Dataset listings of figures:
- - - - - - -

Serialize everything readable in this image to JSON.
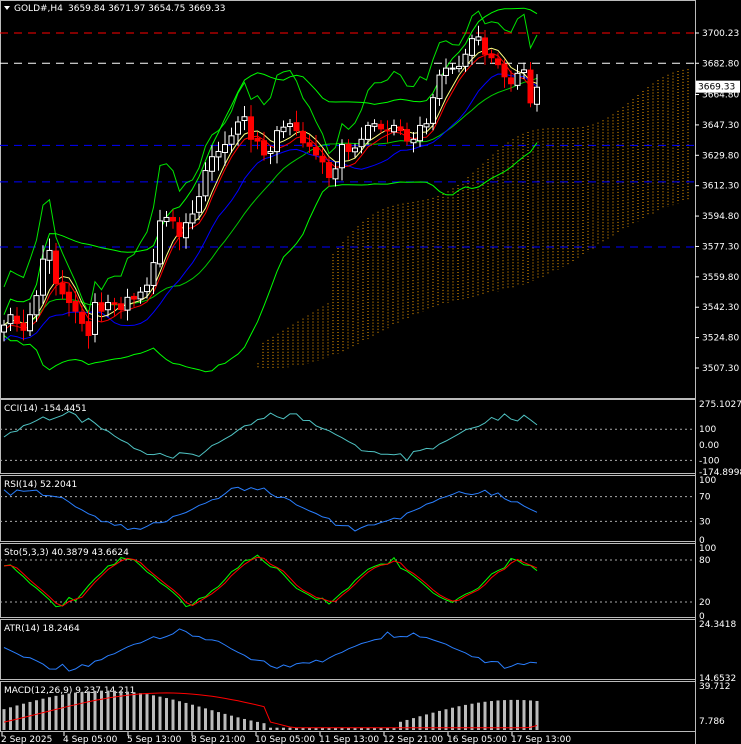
{
  "chart_data": {
    "type": "candlestick",
    "symbol_label": "GOLD#,H4",
    "ohlc_label": "3659.84 3671.97 3654.75 3669.33",
    "ohlc": {
      "open": 3659.84,
      "high": 3671.97,
      "low": 3654.75,
      "close": 3669.33
    },
    "current_price": "3669.33",
    "price_axis": {
      "ylim": [
        3507.3,
        3700.23
      ],
      "ticks": [
        "3700.23",
        "3682.80",
        "3664.80",
        "3647.30",
        "3629.80",
        "3612.30",
        "3594.80",
        "3577.30",
        "3559.80",
        "3542.30",
        "3524.80",
        "3507.30"
      ]
    },
    "x_labels": [
      "2 Sep 2025",
      "4 Sep 05:00",
      "5 Sep 13:00",
      "8 Sep 21:00",
      "10 Sep 05:00",
      "11 Sep 13:00",
      "12 Sep 21:00",
      "16 Sep 05:00",
      "17 Sep 13:00"
    ],
    "candle_closes": [
      3532,
      3538,
      3533,
      3529,
      3538,
      3549,
      3570,
      3575,
      3556,
      3550,
      3545,
      3540,
      3533,
      3526,
      3545,
      3540,
      3545,
      3544,
      3541,
      3548,
      3547,
      3551,
      3555,
      3568,
      3592,
      3594,
      3592,
      3583,
      3591,
      3596,
      3606,
      3621,
      3629,
      3632,
      3636,
      3641,
      3649,
      3652,
      3639,
      3638,
      3630,
      3632,
      3644,
      3646,
      3648,
      3644,
      3637,
      3635,
      3630,
      3626,
      3617,
      3622,
      3636,
      3632,
      3634,
      3639,
      3647,
      3648,
      3645,
      3644,
      3647,
      3644,
      3638,
      3639,
      3647,
      3648,
      3663,
      3676,
      3680,
      3680,
      3681,
      3688,
      3697,
      3698,
      3688,
      3686,
      3682,
      3675,
      3671,
      3677,
      3679,
      3660,
      3669
    ],
    "levels": [
      3700.23,
      3682.8,
      3635.5,
      3614.5,
      3577.0
    ],
    "panels": [
      {
        "label": "CCI(14) -154.4451",
        "ticks": [
          "275.1027",
          "100",
          "0.00",
          "-100",
          "-174.8998"
        ],
        "ylim": [
          -174.9,
          275.1
        ],
        "levels": [
          100,
          -100
        ]
      },
      {
        "label": "RSI(14) 52.2041",
        "ticks": [
          "100",
          "70",
          "30",
          "0"
        ],
        "ylim": [
          0,
          100
        ],
        "levels": [
          70,
          30
        ]
      },
      {
        "label": "Sto(5,3,3) 40.3879 43.6624",
        "ticks": [
          "100",
          "80",
          "20",
          "0"
        ],
        "ylim": [
          0,
          100
        ],
        "levels": [
          80,
          20
        ]
      },
      {
        "label": "ATR(14) 18.2464",
        "ticks": [
          "24.3418",
          "14.6532"
        ],
        "ylim": [
          14.6532,
          24.3418
        ]
      },
      {
        "label": "MACD(12,26,9) 9.237 14.211",
        "ticks": [
          "39.712",
          "7.786"
        ],
        "ylim": [
          0,
          39.712
        ]
      }
    ],
    "colors": {
      "background": "#000000",
      "bull": "#ffffff",
      "bear": "#ff0000",
      "level_red": "#ff0000",
      "level_blue": "#0000ff",
      "level_white": "#ffffff",
      "cloud": "#ffa500",
      "indicator_line": "#00ff00"
    }
  }
}
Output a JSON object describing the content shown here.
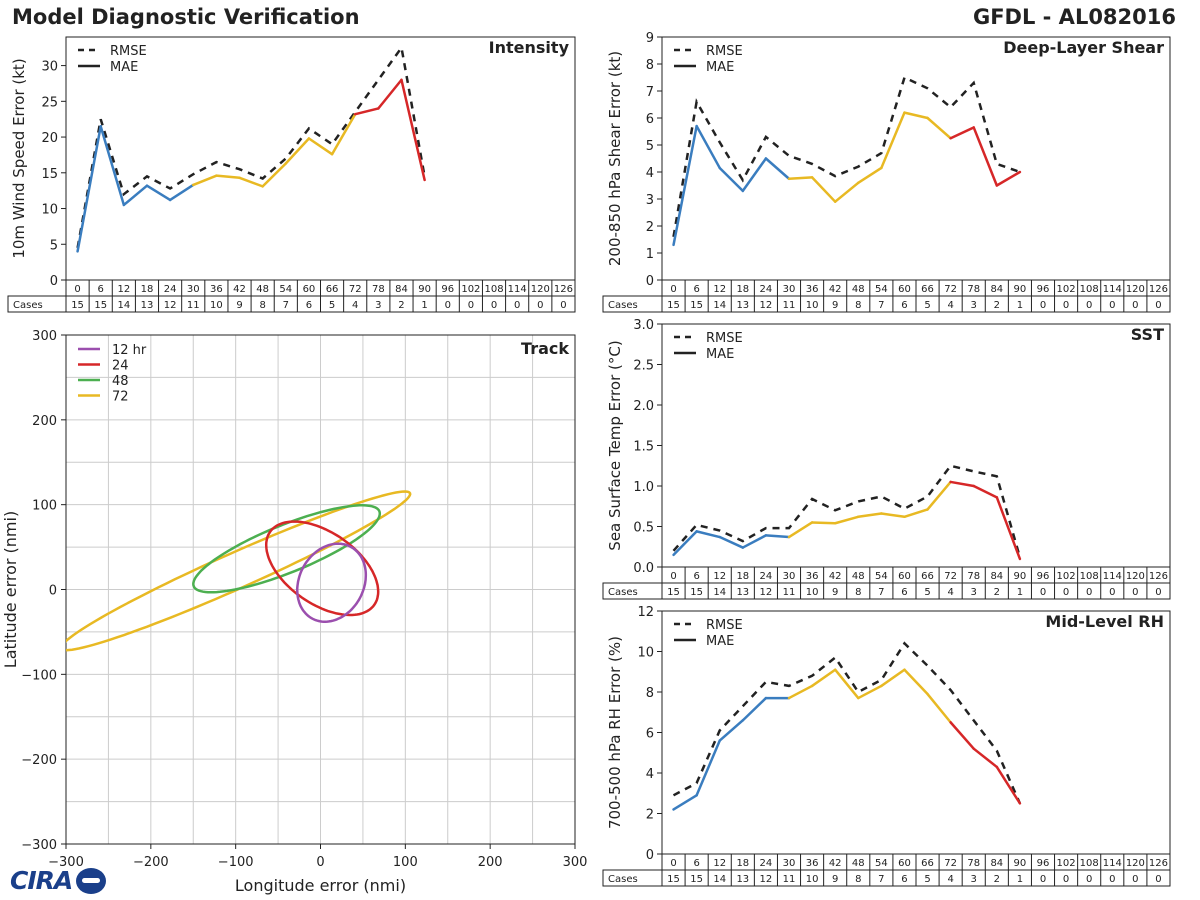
{
  "header": {
    "title": "Model Diagnostic Verification",
    "storm": "GFDL - AL082016"
  },
  "logo": {
    "text": "CIRA"
  },
  "forecast_hours": [
    "0",
    "6",
    "12",
    "18",
    "24",
    "30",
    "36",
    "42",
    "48",
    "54",
    "60",
    "66",
    "72",
    "78",
    "84",
    "90",
    "96",
    "102",
    "108",
    "114",
    "120",
    "126"
  ],
  "cases_label": "Cases",
  "cases": [
    "15",
    "15",
    "14",
    "13",
    "12",
    "11",
    "10",
    "9",
    "8",
    "7",
    "6",
    "5",
    "4",
    "3",
    "2",
    "1",
    "0",
    "0",
    "0",
    "0",
    "0",
    "0"
  ],
  "legend": {
    "rmse": "RMSE",
    "mae": "MAE"
  },
  "colors": {
    "blue": "#3a7dbf",
    "yellow": "#e8b923",
    "red": "#d62728",
    "purple": "#9b4fae",
    "green": "#4caf50",
    "black": "#222222"
  },
  "chart_data": [
    {
      "id": "intensity",
      "type": "line",
      "title": "Intensity",
      "ylabel": "10m Wind Speed Error (kt)",
      "ylim": [
        0,
        34
      ],
      "yticks": [
        0,
        5,
        10,
        15,
        20,
        25,
        30
      ],
      "x": [
        0,
        6,
        12,
        18,
        24,
        30,
        36,
        42,
        48,
        54,
        60,
        66,
        72,
        78,
        84,
        90
      ],
      "series": [
        {
          "name": "RMSE",
          "values": [
            4.5,
            22.5,
            12,
            14.5,
            12.8,
            14.8,
            16.5,
            15.5,
            14.2,
            17,
            21.2,
            19,
            23.5,
            28,
            32.5,
            14.5
          ]
        },
        {
          "name": "MAE",
          "values": [
            4,
            21.5,
            10.5,
            13.2,
            11.2,
            13.3,
            14.6,
            14.3,
            13.1,
            16.3,
            19.8,
            17.6,
            23.2,
            24,
            28,
            14
          ]
        }
      ]
    },
    {
      "id": "shear",
      "type": "line",
      "title": "Deep-Layer Shear",
      "ylabel": "200-850 hPa Shear Error (kt)",
      "ylim": [
        0,
        9
      ],
      "yticks": [
        0,
        1,
        2,
        3,
        4,
        5,
        6,
        7,
        8,
        9
      ],
      "x": [
        0,
        6,
        12,
        18,
        24,
        30,
        36,
        42,
        48,
        54,
        60,
        66,
        72,
        78,
        84,
        90
      ],
      "series": [
        {
          "name": "RMSE",
          "values": [
            1.6,
            6.6,
            5.1,
            3.7,
            5.3,
            4.6,
            4.3,
            3.85,
            4.2,
            4.7,
            7.5,
            7.1,
            6.4,
            7.3,
            4.3,
            4.0
          ]
        },
        {
          "name": "MAE",
          "values": [
            1.3,
            5.7,
            4.15,
            3.3,
            4.5,
            3.75,
            3.8,
            2.9,
            3.6,
            4.15,
            6.2,
            6.0,
            5.25,
            5.65,
            3.5,
            4.0
          ]
        }
      ]
    },
    {
      "id": "sst",
      "type": "line",
      "title": "SST",
      "ylabel": "Sea Surface Temp Error (°C)",
      "ylim": [
        0,
        3.0
      ],
      "yticks": [
        "0.0",
        "0.5",
        "1.0",
        "1.5",
        "2.0",
        "2.5",
        "3.0"
      ],
      "x": [
        0,
        6,
        12,
        18,
        24,
        30,
        36,
        42,
        48,
        54,
        60,
        66,
        72,
        78,
        84,
        90
      ],
      "series": [
        {
          "name": "RMSE",
          "values": [
            0.2,
            0.52,
            0.45,
            0.32,
            0.48,
            0.48,
            0.84,
            0.7,
            0.81,
            0.87,
            0.72,
            0.87,
            1.25,
            1.18,
            1.12,
            0.12
          ]
        },
        {
          "name": "MAE",
          "values": [
            0.15,
            0.44,
            0.37,
            0.24,
            0.39,
            0.37,
            0.55,
            0.54,
            0.62,
            0.66,
            0.62,
            0.71,
            1.05,
            1.0,
            0.86,
            0.1
          ]
        }
      ]
    },
    {
      "id": "rh",
      "type": "line",
      "title": "Mid-Level RH",
      "ylabel": "700-500 hPa RH Error (%)",
      "ylim": [
        0,
        12
      ],
      "yticks": [
        0,
        2,
        4,
        6,
        8,
        10,
        12
      ],
      "x": [
        0,
        6,
        12,
        18,
        24,
        30,
        36,
        42,
        48,
        54,
        60,
        66,
        72,
        78,
        84,
        90
      ],
      "series": [
        {
          "name": "RMSE",
          "values": [
            2.9,
            3.5,
            6.1,
            7.3,
            8.5,
            8.3,
            8.8,
            9.7,
            8.0,
            8.6,
            10.4,
            9.3,
            8.1,
            6.6,
            5.1,
            2.5
          ]
        },
        {
          "name": "MAE",
          "values": [
            2.2,
            2.9,
            5.6,
            6.6,
            7.7,
            7.7,
            8.3,
            9.1,
            7.7,
            8.3,
            9.1,
            7.9,
            6.5,
            5.2,
            4.3,
            2.5
          ]
        }
      ]
    },
    {
      "id": "track",
      "type": "scatter",
      "title": "Track",
      "xlabel": "Longitude error (nmi)",
      "ylabel": "Latitude error (nmi)",
      "xlim": [
        -300,
        300
      ],
      "ylim": [
        -300,
        300
      ],
      "xticks": [
        "−300",
        "−200",
        "−100",
        "0",
        "100",
        "200",
        "300"
      ],
      "yticks": [
        "−300",
        "−200",
        "−100",
        "0",
        "100",
        "200",
        "300"
      ],
      "ellipses": [
        {
          "name": "12 hr",
          "color": "purple",
          "cx": 13,
          "cy": 8,
          "rx": 38,
          "ry": 48,
          "angle": -28
        },
        {
          "name": "24",
          "color": "red",
          "cx": 2,
          "cy": 25,
          "rx": 75,
          "ry": 42,
          "angle": -35
        },
        {
          "name": "48",
          "color": "green",
          "cx": -40,
          "cy": 48,
          "rx": 118,
          "ry": 28,
          "angle": 22
        },
        {
          "name": "72",
          "color": "yellow",
          "cx": -100,
          "cy": 22,
          "rx": 225,
          "ry": 21,
          "angle": 24
        }
      ]
    }
  ]
}
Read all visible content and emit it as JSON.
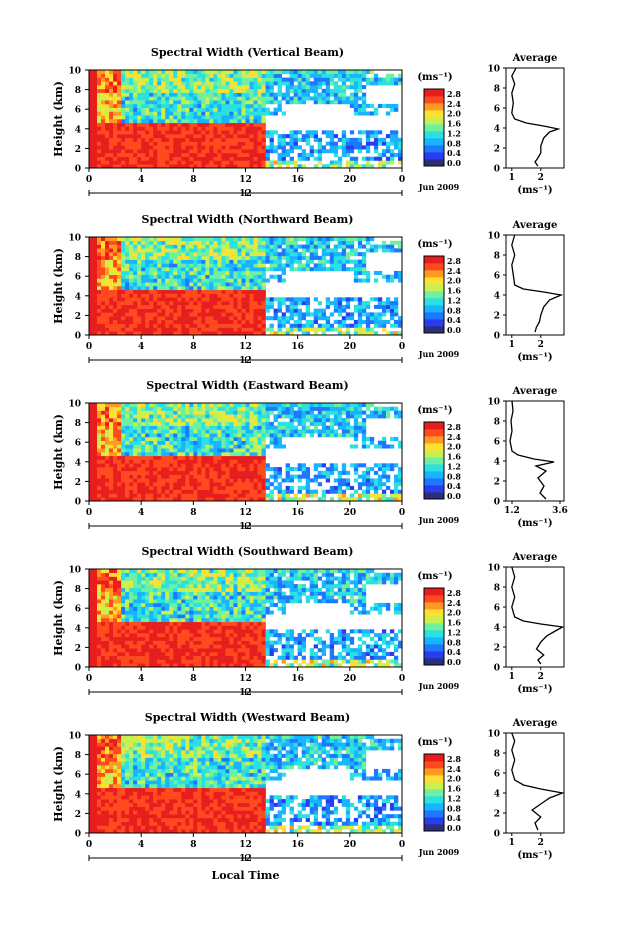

- - - - - - -

> To do: Collect, from the material above, every line containing the word "title".

> Task result:
    "title": "Model Diagnostic Verification",
      "title": "Intensity",
      "title": "Deep-Layer Shear",
      "title": "SST",
      "title": "Mid-Level RH",
      "title": "Track",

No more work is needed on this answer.